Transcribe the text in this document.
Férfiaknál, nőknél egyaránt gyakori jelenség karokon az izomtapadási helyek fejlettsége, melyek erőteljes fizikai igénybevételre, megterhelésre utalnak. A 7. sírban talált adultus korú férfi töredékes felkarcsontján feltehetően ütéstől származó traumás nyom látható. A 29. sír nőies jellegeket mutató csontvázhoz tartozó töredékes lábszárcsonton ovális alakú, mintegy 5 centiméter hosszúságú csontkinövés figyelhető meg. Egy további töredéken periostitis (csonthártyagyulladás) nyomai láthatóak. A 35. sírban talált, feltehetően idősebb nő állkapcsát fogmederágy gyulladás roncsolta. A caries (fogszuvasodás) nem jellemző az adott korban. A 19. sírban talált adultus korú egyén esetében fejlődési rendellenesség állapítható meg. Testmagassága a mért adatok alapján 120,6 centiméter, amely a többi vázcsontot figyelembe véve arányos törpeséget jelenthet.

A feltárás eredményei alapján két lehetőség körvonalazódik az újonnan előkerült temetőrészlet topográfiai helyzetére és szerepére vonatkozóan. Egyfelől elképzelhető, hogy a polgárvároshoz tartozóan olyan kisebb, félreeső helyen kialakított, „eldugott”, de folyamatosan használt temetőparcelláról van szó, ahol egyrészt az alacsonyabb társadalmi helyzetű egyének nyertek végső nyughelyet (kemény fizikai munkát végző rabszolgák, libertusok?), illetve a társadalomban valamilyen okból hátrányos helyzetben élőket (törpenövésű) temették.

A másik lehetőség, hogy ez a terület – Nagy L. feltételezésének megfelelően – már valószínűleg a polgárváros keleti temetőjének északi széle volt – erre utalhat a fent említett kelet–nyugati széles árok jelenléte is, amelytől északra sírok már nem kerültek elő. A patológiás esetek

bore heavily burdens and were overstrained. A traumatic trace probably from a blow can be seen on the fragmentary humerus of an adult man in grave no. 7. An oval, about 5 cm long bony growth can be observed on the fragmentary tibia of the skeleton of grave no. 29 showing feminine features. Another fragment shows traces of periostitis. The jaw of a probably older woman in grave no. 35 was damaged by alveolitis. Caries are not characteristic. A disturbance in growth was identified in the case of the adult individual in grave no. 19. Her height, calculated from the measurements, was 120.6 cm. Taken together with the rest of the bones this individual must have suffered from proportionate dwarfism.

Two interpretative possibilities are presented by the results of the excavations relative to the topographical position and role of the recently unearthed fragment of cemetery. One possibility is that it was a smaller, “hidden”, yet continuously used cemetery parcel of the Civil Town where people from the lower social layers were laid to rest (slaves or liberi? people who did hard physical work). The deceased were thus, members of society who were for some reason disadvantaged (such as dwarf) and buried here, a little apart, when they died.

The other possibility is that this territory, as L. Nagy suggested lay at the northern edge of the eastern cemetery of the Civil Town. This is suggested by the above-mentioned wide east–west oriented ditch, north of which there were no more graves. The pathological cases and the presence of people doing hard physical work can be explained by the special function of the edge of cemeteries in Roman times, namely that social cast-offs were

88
###
■ **EXERCISE OBJECTIVE**: Output the entries verbatim.

■ **OUTPUT FOR THIS TASK**:
Transcribe the text in this document.
Férfiaknál, nőknél egyaránt gyakori jelenség karokon az izomtapadási helyek fejlettsége, melyek erőteljes fizikai igénybevételre, megterhelésre utalnak. A 7. sírban talált adultus korú férfi töredékes felkarcsontján feltehetően ütéstől származó traumás nyom látható. A 29. sír nőies jellegeket mutató csontvázhoz tartozó töredékes lábszárcsonton ovális alakú, mintegy 5 centiméter hosszúságú csontkinövés figyelhető meg. Egy további töredéken periostitis (csonthártyagyulladás) nyomai láthatóak. A 35. sírban talált, feltehetően idősebb nő állkapcsát fogmederágy gyulladás roncsolta. A caries (fogszuvasodás) nem jellemző az adott korban. A 19. sírban talált adultus korú egyén esetében fejlődési rendellenesség állapítható meg. Testmagassága a mért adatok alapján 120,6 centiméter, amely a többi vázcsontot figyelembe véve arányos törpeséget jelenthet.

A feltárás eredményei alapján két lehetőség körvonalazódik az újonnan előkerült temetőrészlet topográfiai helyzetére és szerepére vonatkozóan. Egyfelől elképzelhető, hogy a polgárvároshoz tartozóan olyan kisebb, félreeső helyen kialakított, „eldugott”, de folyamatosan használt temetőparcelláról van szó, ahol egyrészt az alacsonyabb társadalmi helyzetű egyének nyertek végső nyughelyet (kemény fizikai munkát végző rabszolgák, libertusok?), illetve a társadalomban valamilyen okból hátrányos helyzetben élőket (törpenövésű) temették.

A másik lehetőség, hogy ez a terület – Nagy L. feltételezésének megfelelően – már valószínűleg a polgárváros keleti temetőjének északi széle volt – erre utalhat a fent említett kelet–nyugati széles árok jelenléte is, amelytől északra sírok már nem kerültek elő. A patológiás esetek

bore heavily burdens and were overstrained. A traumatic trace probably from a blow can be seen on the fragmentary humerus of an adult man in grave no. 7. An oval, about 5 cm long bony growth can be observed on the fragmentary tibia of the skeleton of grave no. 29 showing feminine features. Another fragment shows traces of periostitis. The jaw of a probably older woman in grave no. 35 was damaged by alveolitis. Caries are not characteristic. A disturbance in growth was identified in the case of the adult individual in grave no. 19. Her height, calculated from the measurements, was 120.6 cm. Taken together with the rest of the bones this individual must have suffered from proportionate dwarfism.

Two interpretative possibilities are presented by the results of the excavations relative to the topographical position and role of the recently unearthed fragment of cemetery. One possibility is that it was a smaller, “hidden”, yet continuously used cemetery parcel of the Civil Town where people from the lower social layers were laid to rest (slaves or liberi? people who did hard physical work). The deceased were thus, members of society who were for some reason disadvantaged (such as dwarf) and buried here, a little apart, when they died.

The other possibility is that this territory, as L. Nagy suggested lay at the northern edge of the eastern cemetery of the Civil Town. This is suggested by the above-mentioned wide east–west oriented ditch, north of which there were no more graves. The pathological cases and the presence of people doing hard physical work can be explained by the special function of the edge of cemeteries in Roman times, namely that social cast-offs were

88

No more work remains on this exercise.